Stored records
=====

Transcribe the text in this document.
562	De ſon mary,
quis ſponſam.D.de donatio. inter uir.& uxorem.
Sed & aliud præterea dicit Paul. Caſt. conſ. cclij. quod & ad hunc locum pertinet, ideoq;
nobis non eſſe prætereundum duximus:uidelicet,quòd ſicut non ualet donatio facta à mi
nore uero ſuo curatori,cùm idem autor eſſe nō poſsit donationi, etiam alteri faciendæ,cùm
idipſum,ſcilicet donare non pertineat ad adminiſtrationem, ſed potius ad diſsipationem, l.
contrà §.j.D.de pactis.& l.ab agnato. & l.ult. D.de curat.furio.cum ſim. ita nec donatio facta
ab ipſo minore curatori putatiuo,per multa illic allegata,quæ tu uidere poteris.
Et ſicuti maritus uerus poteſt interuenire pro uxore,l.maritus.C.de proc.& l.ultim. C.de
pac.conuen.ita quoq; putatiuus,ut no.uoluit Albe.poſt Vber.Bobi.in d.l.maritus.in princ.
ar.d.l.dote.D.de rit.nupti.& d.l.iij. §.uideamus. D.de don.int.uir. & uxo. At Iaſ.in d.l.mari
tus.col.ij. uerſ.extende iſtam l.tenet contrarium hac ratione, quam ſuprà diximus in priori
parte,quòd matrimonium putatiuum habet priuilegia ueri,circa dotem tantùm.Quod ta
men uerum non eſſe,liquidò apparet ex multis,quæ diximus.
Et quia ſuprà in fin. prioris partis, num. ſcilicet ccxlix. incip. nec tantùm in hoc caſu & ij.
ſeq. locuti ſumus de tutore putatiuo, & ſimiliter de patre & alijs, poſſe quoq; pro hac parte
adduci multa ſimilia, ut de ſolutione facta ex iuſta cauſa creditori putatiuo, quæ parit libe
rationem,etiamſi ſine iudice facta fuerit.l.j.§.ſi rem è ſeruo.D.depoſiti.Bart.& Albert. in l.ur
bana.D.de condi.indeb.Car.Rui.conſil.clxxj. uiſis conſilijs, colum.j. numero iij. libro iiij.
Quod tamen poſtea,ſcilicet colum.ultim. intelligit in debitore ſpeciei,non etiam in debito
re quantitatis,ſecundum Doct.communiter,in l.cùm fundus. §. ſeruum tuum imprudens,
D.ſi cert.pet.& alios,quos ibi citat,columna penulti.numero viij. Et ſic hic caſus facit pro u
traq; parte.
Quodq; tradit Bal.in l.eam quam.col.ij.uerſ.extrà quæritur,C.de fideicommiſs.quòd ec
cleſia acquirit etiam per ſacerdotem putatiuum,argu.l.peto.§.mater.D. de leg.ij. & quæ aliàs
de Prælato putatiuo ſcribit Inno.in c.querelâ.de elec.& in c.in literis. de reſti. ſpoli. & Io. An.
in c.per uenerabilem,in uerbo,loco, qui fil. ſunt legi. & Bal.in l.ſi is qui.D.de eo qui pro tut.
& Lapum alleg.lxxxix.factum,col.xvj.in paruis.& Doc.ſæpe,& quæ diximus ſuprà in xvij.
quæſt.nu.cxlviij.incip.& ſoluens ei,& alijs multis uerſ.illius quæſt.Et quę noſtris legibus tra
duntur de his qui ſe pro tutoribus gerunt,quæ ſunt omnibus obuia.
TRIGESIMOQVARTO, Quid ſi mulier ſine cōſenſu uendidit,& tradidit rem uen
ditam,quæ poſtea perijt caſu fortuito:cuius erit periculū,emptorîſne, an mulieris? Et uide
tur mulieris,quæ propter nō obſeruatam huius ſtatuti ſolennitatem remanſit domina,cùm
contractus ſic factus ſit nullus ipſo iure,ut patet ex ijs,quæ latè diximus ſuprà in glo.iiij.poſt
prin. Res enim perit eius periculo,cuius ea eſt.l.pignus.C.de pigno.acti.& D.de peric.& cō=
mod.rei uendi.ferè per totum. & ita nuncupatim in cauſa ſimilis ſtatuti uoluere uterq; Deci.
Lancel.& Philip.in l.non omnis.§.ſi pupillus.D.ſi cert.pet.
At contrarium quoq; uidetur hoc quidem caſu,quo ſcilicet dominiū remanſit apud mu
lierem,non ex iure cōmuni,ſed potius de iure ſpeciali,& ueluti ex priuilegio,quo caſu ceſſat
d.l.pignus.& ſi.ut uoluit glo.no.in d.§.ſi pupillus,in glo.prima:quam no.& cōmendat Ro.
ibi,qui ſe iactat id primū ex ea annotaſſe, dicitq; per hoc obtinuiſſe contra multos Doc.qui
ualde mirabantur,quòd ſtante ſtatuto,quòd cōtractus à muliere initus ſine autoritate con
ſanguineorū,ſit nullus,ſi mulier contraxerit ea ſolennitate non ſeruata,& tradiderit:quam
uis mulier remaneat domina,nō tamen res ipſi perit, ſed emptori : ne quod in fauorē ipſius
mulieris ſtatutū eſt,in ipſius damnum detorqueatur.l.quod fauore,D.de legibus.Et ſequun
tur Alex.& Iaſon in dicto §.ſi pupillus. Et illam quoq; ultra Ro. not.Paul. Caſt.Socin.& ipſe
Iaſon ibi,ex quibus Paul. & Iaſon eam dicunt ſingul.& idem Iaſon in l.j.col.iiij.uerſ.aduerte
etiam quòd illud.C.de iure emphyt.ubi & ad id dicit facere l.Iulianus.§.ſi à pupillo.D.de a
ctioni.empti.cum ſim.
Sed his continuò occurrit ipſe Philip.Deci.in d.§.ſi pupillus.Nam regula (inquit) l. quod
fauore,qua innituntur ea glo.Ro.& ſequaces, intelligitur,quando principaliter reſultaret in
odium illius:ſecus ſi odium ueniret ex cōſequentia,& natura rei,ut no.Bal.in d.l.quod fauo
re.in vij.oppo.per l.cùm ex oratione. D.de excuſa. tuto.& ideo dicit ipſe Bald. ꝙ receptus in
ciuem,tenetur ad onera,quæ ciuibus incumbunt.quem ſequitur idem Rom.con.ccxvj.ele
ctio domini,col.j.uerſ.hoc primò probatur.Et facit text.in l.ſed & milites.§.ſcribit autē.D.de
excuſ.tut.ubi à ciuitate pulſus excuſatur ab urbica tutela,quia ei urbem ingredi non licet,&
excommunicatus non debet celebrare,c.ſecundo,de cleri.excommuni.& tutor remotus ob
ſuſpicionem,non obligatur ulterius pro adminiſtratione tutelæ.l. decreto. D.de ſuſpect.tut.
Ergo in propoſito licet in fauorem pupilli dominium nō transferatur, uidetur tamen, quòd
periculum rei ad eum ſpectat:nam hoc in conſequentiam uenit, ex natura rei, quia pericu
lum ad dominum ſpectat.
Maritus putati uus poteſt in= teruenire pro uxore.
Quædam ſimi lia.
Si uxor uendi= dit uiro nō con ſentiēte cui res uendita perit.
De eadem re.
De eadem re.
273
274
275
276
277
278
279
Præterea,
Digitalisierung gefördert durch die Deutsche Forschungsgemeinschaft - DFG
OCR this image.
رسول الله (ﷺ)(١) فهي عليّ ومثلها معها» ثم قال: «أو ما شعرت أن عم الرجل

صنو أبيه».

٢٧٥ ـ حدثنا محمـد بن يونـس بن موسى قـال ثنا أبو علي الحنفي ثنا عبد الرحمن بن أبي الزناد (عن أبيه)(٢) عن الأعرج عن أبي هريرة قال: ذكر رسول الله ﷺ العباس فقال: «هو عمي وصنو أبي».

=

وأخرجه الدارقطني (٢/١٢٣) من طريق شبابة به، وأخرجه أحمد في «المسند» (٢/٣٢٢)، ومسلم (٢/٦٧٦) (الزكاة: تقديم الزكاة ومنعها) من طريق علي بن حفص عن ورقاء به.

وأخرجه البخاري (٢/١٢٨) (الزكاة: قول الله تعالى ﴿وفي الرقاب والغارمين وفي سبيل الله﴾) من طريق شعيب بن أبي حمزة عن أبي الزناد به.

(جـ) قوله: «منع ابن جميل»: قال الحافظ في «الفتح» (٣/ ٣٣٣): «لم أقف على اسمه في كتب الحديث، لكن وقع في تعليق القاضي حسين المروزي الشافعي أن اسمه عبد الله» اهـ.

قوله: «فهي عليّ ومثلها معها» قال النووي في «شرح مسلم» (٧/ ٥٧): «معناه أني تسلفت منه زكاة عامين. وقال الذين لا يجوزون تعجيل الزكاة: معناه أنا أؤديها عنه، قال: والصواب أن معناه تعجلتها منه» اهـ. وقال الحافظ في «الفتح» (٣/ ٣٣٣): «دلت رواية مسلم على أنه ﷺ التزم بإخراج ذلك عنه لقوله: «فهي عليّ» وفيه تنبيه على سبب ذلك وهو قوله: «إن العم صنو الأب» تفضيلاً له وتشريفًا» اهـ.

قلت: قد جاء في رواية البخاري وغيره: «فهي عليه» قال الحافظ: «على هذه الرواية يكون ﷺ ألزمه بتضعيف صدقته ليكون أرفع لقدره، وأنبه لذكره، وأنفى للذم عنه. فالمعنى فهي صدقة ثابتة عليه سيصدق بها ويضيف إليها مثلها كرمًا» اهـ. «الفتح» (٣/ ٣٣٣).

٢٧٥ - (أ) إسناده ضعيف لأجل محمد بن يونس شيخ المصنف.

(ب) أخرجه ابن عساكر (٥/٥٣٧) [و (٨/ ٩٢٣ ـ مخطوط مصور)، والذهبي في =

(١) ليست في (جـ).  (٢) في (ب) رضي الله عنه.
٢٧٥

=====

Which lines hold the string "uerſ"? Copy all of them from the data above.

▶ Output:
tus.col.ij. uerſ.extende iſtam l.tenet contrarium hac ratione, quam ſuprà diximus in priori
Quodq; tradit Bal.in l.eam quam.col.ij.uerſ.extrà quæritur,C.de fideicommiſs.quòd ec
quæſt.nu.cxlviij.incip.& ſoluens ei,& alijs multis uerſ.illius quæſt.Et quę noſtris legibus tra
Iaſon ibi,ex quibus Paul. & Iaſon eam dicunt ſingul.& idem Iaſon in l.j.col.iiij.uerſ.aduerte
ctio domini,col.j.uerſ.hoc primò probatur.Et facit text.in l.ſed & milites.§.ſcribit autē.D.de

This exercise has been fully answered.